▸ **BRIEF**
What follows is a listing; restate every line of it word for word.

Start SUPPLIED RECORDS

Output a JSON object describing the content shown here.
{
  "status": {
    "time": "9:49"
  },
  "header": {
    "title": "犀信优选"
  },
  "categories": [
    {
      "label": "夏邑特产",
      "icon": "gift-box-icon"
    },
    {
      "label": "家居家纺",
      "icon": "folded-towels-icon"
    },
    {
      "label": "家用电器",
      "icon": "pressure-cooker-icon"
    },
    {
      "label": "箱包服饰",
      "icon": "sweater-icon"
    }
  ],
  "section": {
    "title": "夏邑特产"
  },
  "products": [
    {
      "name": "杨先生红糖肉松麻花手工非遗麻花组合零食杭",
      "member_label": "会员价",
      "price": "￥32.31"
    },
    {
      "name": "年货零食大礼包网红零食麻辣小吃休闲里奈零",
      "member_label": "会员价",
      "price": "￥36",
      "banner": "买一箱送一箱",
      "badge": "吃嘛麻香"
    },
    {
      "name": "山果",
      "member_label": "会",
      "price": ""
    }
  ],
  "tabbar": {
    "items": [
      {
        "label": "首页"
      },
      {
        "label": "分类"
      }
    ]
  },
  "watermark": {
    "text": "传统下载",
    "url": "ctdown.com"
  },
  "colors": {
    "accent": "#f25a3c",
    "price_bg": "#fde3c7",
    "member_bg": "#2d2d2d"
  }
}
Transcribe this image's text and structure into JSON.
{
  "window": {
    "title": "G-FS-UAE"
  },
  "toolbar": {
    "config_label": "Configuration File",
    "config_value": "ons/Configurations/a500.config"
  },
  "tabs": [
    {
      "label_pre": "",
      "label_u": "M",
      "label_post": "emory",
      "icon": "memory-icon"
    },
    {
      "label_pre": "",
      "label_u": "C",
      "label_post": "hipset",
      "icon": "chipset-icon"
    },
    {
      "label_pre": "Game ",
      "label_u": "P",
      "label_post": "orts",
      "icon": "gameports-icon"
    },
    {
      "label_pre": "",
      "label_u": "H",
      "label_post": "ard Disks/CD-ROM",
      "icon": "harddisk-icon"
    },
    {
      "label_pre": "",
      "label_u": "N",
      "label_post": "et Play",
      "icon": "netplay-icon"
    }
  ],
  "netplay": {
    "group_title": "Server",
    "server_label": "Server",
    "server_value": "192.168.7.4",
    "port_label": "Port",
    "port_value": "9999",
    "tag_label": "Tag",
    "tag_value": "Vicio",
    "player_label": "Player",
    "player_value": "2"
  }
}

End SUPPLIED RECORDS

▸ **REPLY**
Output a JSON object describing the content shown here.
{
  "status": {
    "time": "9:49"
  },
  "header": {
    "title": "犀信优选"
  },
  "categories": [
    {
      "label": "夏邑特产",
      "icon": "gift-box-icon"
    },
    {
      "label": "家居家纺",
      "icon": "folded-towels-icon"
    },
    {
      "label": "家用电器",
      "icon": "pressure-cooker-icon"
    },
    {
      "label": "箱包服饰",
      "icon": "sweater-icon"
    }
  ],
  "section": {
    "title": "夏邑特产"
  },
  "products": [
    {
      "name": "杨先生红糖肉松麻花手工非遗麻花组合零食杭",
      "member_label": "会员价",
      "price": "￥32.31"
    },
    {
      "name": "年货零食大礼包网红零食麻辣小吃休闲里奈零",
      "member_label": "会员价",
      "price": "￥36",
      "banner": "买一箱送一箱",
      "badge": "吃嘛麻香"
    },
    {
      "name": "山果",
      "member_label": "会",
      "price": ""
    }
  ],
  "tabbar": {
    "items": [
      {
        "label": "首页"
      },
      {
        "label": "分类"
      }
    ]
  },
  "watermark": {
    "text": "传统下载",
    "url": "ctdown.com"
  },
  "colors": {
    "accent": "#f25a3c",
    "price_bg": "#fde3c7",
    "member_bg": "#2d2d2d"
  }
}
Transcribe this image's text and structure into JSON.
{
  "window": {
    "title": "G-FS-UAE"
  },
  "toolbar": {
    "config_label": "Configuration File",
    "config_value": "ons/Configurations/a500.config"
  },
  "tabs": [
    {
      "label_pre": "",
      "label_u": "M",
      "label_post": "emory",
      "icon": "memory-icon"
    },
    {
      "label_pre": "",
      "label_u": "C",
      "label_post": "hipset",
      "icon": "chipset-icon"
    },
    {
      "label_pre": "Game ",
      "label_u": "P",
      "label_post": "orts",
      "icon": "gameports-icon"
    },
    {
      "label_pre": "",
      "label_u": "H",
      "label_post": "ard Disks/CD-ROM",
      "icon": "harddisk-icon"
    },
    {
      "label_pre": "",
      "label_u": "N",
      "label_post": "et Play",
      "icon": "netplay-icon"
    }
  ],
  "netplay": {
    "group_title": "Server",
    "server_label": "Server",
    "server_value": "192.168.7.4",
    "port_label": "Port",
    "port_value": "9999",
    "tag_label": "Tag",
    "tag_value": "Vicio",
    "player_label": "Player",
    "player_value": "2"
  }
}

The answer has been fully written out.